**Exercise:**
Transcribe the records below exactly.

** start Dataset excerpts **

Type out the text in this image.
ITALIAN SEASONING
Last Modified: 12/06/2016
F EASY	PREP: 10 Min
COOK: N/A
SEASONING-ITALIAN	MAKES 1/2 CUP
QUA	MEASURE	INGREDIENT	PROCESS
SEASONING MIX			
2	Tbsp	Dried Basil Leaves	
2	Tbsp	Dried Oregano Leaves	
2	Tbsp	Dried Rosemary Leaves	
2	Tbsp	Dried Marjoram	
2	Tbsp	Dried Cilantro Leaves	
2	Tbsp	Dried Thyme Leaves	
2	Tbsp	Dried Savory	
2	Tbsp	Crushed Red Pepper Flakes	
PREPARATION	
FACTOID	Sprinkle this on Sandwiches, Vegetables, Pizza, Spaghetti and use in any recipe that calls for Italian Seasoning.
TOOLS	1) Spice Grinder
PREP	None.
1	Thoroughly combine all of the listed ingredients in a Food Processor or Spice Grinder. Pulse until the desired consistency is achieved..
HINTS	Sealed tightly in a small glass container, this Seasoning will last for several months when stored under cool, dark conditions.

** end Dataset excerpts **

**Correct response:**
Type out the text in this image.
ITALIAN SEASONING
Last Modified: 12/06/2016
F EASY	PREP: 10 Min
COOK: N/A
SEASONING-ITALIAN	MAKES 1/2 CUP
QUA	MEASURE	INGREDIENT	PROCESS
SEASONING MIX			
2	Tbsp	Dried Basil Leaves	
2	Tbsp	Dried Oregano Leaves	
2	Tbsp	Dried Rosemary Leaves	
2	Tbsp	Dried Marjoram	
2	Tbsp	Dried Cilantro Leaves	
2	Tbsp	Dried Thyme Leaves	
2	Tbsp	Dried Savory	
2	Tbsp	Crushed Red Pepper Flakes	
PREPARATION	
FACTOID	Sprinkle this on Sandwiches, Vegetables, Pizza, Spaghetti and use in any recipe that calls for Italian Seasoning.
TOOLS	1) Spice Grinder
PREP	None.
1	Thoroughly combine all of the listed ingredients in a Food Processor or Spice Grinder. Pulse until the desired consistency is achieved..
HINTS	Sealed tightly in a small glass container, this Seasoning will last for several months when stored under cool, dark conditions.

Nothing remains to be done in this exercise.